>> BEGIN Provided data
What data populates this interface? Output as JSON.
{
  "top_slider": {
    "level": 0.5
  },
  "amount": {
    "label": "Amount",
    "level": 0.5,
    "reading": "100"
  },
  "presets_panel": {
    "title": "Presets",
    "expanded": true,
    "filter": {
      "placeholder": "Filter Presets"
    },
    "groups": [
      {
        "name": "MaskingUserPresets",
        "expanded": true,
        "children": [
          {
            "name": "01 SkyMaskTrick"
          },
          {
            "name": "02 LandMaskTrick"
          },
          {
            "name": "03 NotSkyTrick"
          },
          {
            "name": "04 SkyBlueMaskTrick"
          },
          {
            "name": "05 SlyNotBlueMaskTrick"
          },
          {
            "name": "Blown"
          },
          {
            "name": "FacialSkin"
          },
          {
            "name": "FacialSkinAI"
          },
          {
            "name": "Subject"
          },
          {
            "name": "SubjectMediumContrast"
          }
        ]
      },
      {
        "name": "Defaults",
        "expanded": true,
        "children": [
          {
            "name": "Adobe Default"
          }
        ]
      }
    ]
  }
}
>> END Provided data
**Direction:** Output all of the material, please, exactly as it stands.

**Result below:**
What data populates this interface? Output as JSON.
{
  "top_slider": {
    "level": 0.5
  },
  "amount": {
    "label": "Amount",
    "level": 0.5,
    "reading": "100"
  },
  "presets_panel": {
    "title": "Presets",
    "expanded": true,
    "filter": {
      "placeholder": "Filter Presets"
    },
    "groups": [
      {
        "name": "MaskingUserPresets",
        "expanded": true,
        "children": [
          {
            "name": "01 SkyMaskTrick"
          },
          {
            "name": "02 LandMaskTrick"
          },
          {
            "name": "03 NotSkyTrick"
          },
          {
            "name": "04 SkyBlueMaskTrick"
          },
          {
            "name": "05 SlyNotBlueMaskTrick"
          },
          {
            "name": "Blown"
          },
          {
            "name": "FacialSkin"
          },
          {
            "name": "FacialSkinAI"
          },
          {
            "name": "Subject"
          },
          {
            "name": "SubjectMediumContrast"
          }
        ]
      },
      {
        "name": "Defaults",
        "expanded": true,
        "children": [
          {
            "name": "Adobe Default"
          }
        ]
      }
    ]
  }
}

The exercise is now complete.